Всё началось с небольших записок. Взяв огрызок бумаги, я записывала своё наблюдение о каком-нибудь недостатке в окружающей жизни и своё предложение, как недостаток исправить. Записки прятала в книгу. Именно прятала, будто это было интимная тайна в моих отношениях с миром.

Время шло, мир не спешил исправляться, записочки становились пространными и занимали уже не огрызки бумаг, а листы. Книга от них распухла и для сейфа уже не годилась. И, подумав-подумав, я купила штук тридцать конвертов – без марок, по 5 копеек за штуку – и каждый новый проект по переустройству мира запечатывала в конверт, а на конверте писала: «Вскрыть через восемь лет!», «Вскрыть через год!», «Вскрыть через двадцать лет!». Всё зависело от сложности критических наблюдений и тех усилий, какие я собиралась вложить, чтобы «плохое сделать хорошим».

Время бежало.

Число конвертов росло. И мне пришлось призадуматься о надёжном убежище для моих посланий в будущий мир. И, хорошенько пошевелив мозгами, я сложила конверты в кукольном домике – конверт на конверт – получилось что-то вроде кушеточки; для конспирации я накрыла её тряпочкой-ковриком, в изголовье примостила подушечку и уложила на эту кушеточку свою небольшую куколку.

Новый сейф меня успокоил. А мысли, как переделать действительность, увлекали и углублялись, и всё чаще под коврик я совала очередной конверт, и с большими надеждами дожидалась, когда подрасту и начну совершенствовать мир.

Но миру крупно не повезло.

Однажды я разогналась сунуть под коврик очередной конверт, а кушеточки – нет! На уложенном аккуратно коврике – как привычно – лежала подушечка, на подушечке куколка, а конвертов под ковриком – нет!

Ни одного!

Я глазам своим не поверила! Сдёрнула куколку, коврик, подушечку, но писем действительно – нет! Я перерыла весь кукольный дом, перелистала все книги – конвертов нет! Испарились! Меня бросало то в холод, то в жар. Что случилось?! Куда я могла перепрятать свой драгоценный клад: под кровать?! под матрас?! В духовку?! за шкафчик? под шкафчик?! в кастрюлю на кухне?!.. Куда ещё можно спрятать пару десятков конвертов в этом по существу пустом доме?!..

Вечером я разразилась истерикой.
_ _ _ _
• **Задание**:
Сколько стоил один конверт в отрывке о спрятанных конвертах?
_ _ _ _
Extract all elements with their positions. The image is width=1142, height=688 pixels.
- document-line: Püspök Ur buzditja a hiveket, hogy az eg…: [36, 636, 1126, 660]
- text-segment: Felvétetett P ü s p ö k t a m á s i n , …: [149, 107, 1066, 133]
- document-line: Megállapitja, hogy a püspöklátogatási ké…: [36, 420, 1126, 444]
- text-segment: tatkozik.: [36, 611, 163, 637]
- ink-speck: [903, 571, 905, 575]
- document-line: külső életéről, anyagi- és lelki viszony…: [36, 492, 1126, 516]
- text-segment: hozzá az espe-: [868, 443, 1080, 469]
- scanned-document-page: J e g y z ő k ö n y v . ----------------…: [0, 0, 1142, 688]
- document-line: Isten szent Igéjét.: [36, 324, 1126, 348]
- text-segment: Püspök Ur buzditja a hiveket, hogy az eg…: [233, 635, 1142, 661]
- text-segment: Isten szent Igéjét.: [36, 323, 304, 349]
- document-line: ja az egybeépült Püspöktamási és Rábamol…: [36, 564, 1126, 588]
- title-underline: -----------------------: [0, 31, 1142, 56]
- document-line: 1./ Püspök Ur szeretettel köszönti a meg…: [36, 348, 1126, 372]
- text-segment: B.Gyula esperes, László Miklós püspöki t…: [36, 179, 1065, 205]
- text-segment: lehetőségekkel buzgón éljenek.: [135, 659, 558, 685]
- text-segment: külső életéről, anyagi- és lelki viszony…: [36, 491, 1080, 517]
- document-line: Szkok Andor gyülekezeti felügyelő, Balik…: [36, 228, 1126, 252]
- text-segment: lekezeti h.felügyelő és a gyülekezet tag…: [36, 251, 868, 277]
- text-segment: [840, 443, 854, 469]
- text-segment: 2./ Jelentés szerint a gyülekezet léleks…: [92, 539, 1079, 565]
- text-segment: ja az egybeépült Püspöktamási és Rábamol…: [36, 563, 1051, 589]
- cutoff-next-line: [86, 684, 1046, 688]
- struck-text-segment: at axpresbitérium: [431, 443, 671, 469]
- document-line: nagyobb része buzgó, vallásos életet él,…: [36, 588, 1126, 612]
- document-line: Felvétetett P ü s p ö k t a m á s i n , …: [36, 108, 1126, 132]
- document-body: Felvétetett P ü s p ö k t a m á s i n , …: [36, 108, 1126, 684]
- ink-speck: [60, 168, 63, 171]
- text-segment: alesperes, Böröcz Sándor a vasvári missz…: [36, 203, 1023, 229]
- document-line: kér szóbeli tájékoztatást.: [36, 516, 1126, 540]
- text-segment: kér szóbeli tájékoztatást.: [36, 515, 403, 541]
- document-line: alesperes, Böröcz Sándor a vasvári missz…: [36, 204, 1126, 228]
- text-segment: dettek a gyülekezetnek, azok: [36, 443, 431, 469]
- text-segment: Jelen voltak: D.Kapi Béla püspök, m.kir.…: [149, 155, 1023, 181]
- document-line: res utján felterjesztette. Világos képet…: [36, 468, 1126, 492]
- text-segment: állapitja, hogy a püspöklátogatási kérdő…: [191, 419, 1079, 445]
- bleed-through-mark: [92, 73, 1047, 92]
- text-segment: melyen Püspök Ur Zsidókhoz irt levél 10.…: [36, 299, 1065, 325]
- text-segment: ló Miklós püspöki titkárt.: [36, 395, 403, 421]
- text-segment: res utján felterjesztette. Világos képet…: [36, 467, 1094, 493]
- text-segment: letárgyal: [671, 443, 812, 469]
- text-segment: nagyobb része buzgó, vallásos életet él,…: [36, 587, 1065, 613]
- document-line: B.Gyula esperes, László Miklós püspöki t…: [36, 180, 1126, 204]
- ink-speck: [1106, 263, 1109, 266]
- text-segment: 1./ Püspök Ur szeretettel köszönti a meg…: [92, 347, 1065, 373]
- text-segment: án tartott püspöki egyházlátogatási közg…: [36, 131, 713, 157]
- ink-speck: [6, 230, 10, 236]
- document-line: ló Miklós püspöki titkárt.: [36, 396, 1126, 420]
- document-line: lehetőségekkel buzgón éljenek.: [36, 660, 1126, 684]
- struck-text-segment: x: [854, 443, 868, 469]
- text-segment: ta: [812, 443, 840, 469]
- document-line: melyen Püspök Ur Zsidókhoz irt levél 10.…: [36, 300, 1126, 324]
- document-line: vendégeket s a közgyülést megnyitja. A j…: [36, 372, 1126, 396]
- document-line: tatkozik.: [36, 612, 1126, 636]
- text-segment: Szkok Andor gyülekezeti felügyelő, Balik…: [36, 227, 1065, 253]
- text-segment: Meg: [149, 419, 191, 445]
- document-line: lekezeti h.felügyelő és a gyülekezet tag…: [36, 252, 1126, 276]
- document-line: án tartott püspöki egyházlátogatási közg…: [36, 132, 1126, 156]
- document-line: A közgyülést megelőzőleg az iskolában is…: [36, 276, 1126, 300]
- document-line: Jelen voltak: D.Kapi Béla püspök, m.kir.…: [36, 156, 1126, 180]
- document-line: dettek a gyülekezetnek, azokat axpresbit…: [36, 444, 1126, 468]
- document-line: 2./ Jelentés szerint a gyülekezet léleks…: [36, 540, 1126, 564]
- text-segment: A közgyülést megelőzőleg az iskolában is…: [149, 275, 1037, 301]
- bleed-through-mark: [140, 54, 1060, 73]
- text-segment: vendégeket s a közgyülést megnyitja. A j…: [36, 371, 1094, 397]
_ _ _ _
• **Выполненное задание**:
5 копеек за штуку.